**Task to complete:**
Output every line of the data exactly as it appears.
######
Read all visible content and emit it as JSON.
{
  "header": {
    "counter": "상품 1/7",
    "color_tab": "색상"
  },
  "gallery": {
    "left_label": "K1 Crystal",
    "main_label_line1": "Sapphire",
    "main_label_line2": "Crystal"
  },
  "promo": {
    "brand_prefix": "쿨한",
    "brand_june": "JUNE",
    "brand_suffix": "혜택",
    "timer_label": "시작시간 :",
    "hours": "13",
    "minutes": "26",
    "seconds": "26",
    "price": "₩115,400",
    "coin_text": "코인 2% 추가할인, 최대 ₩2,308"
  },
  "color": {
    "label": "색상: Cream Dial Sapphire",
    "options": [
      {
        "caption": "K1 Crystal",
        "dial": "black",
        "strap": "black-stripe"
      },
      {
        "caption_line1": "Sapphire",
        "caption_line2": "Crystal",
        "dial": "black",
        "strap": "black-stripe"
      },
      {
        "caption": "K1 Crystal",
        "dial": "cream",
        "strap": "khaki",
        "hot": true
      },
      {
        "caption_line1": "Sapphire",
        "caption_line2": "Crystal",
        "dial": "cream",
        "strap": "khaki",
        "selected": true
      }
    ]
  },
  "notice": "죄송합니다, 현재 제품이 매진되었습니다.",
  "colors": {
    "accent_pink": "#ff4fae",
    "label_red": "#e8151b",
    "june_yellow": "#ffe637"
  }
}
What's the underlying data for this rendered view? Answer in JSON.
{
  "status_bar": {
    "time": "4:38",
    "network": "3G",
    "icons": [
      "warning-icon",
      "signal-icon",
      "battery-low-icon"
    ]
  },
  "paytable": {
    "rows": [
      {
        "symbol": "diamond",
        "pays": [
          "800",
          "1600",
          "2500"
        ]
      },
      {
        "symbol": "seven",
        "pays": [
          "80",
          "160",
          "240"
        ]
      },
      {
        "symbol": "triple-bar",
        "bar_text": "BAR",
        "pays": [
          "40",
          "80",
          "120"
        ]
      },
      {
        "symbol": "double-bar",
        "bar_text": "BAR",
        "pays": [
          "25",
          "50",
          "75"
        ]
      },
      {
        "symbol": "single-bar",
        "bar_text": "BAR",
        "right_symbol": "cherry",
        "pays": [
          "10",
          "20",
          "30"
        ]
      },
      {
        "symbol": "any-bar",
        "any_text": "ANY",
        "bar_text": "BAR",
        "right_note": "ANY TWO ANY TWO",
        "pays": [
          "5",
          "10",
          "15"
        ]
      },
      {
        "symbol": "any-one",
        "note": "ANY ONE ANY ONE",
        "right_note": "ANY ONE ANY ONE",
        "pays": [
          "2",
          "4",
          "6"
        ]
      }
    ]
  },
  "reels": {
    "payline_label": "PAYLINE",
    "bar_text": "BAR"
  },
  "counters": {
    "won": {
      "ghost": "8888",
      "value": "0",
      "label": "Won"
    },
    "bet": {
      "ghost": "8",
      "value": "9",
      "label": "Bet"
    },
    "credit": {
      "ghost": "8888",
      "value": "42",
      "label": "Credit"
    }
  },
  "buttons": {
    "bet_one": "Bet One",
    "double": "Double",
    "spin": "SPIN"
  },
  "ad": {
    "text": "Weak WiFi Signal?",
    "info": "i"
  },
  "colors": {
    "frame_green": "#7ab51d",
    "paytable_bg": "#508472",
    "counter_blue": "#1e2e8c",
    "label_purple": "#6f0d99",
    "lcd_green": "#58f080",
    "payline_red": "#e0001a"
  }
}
######
**Output:**
Read all visible content and emit it as JSON.
{
  "header": {
    "counter": "상품 1/7",
    "color_tab": "색상"
  },
  "gallery": {
    "left_label": "K1 Crystal",
    "main_label_line1": "Sapphire",
    "main_label_line2": "Crystal"
  },
  "promo": {
    "brand_prefix": "쿨한",
    "brand_june": "JUNE",
    "brand_suffix": "혜택",
    "timer_label": "시작시간 :",
    "hours": "13",
    "minutes": "26",
    "seconds": "26",
    "price": "₩115,400",
    "coin_text": "코인 2% 추가할인, 최대 ₩2,308"
  },
  "color": {
    "label": "색상: Cream Dial Sapphire",
    "options": [
      {
        "caption": "K1 Crystal",
        "dial": "black",
        "strap": "black-stripe"
      },
      {
        "caption_line1": "Sapphire",
        "caption_line2": "Crystal",
        "dial": "black",
        "strap": "black-stripe"
      },
      {
        "caption": "K1 Crystal",
        "dial": "cream",
        "strap": "khaki",
        "hot": true
      },
      {
        "caption_line1": "Sapphire",
        "caption_line2": "Crystal",
        "dial": "cream",
        "strap": "khaki",
        "selected": true
      }
    ]
  },
  "notice": "죄송합니다, 현재 제품이 매진되었습니다.",
  "colors": {
    "accent_pink": "#ff4fae",
    "label_red": "#e8151b",
    "june_yellow": "#ffe637"
  }
}
What's the underlying data for this rendered view? Answer in JSON.
{
  "status_bar": {
    "time": "4:38",
    "network": "3G",
    "icons": [
      "warning-icon",
      "signal-icon",
      "battery-low-icon"
    ]
  },
  "paytable": {
    "rows": [
      {
        "symbol": "diamond",
        "pays": [
          "800",
          "1600",
          "2500"
        ]
      },
      {
        "symbol": "seven",
        "pays": [
          "80",
          "160",
          "240"
        ]
      },
      {
        "symbol": "triple-bar",
        "bar_text": "BAR",
        "pays": [
          "40",
          "80",
          "120"
        ]
      },
      {
        "symbol": "double-bar",
        "bar_text": "BAR",
        "pays": [
          "25",
          "50",
          "75"
        ]
      },
      {
        "symbol": "single-bar",
        "bar_text": "BAR",
        "right_symbol": "cherry",
        "pays": [
          "10",
          "20",
          "30"
        ]
      },
      {
        "symbol": "any-bar",
        "any_text": "ANY",
        "bar_text": "BAR",
        "right_note": "ANY TWO ANY TWO",
        "pays": [
          "5",
          "10",
          "15"
        ]
      },
      {
        "symbol": "any-one",
        "note": "ANY ONE ANY ONE",
        "right_note": "ANY ONE ANY ONE",
        "pays": [
          "2",
          "4",
          "6"
        ]
      }
    ]
  },
  "reels": {
    "payline_label": "PAYLINE",
    "bar_text": "BAR"
  },
  "counters": {
    "won": {
      "ghost": "8888",
      "value": "0",
      "label": "Won"
    },
    "bet": {
      "ghost": "8",
      "value": "9",
      "label": "Bet"
    },
    "credit": {
      "ghost": "8888",
      "value": "42",
      "label": "Credit"
    }
  },
  "buttons": {
    "bet_one": "Bet One",
    "double": "Double",
    "spin": "SPIN"
  },
  "ad": {
    "text": "Weak WiFi Signal?",
    "info": "i"
  },
  "colors": {
    "frame_green": "#7ab51d",
    "paytable_bg": "#508472",
    "counter_blue": "#1e2e8c",
    "label_purple": "#6f0d99",
    "lcd_green": "#58f080",
    "payline_red": "#e0001a"
  }
}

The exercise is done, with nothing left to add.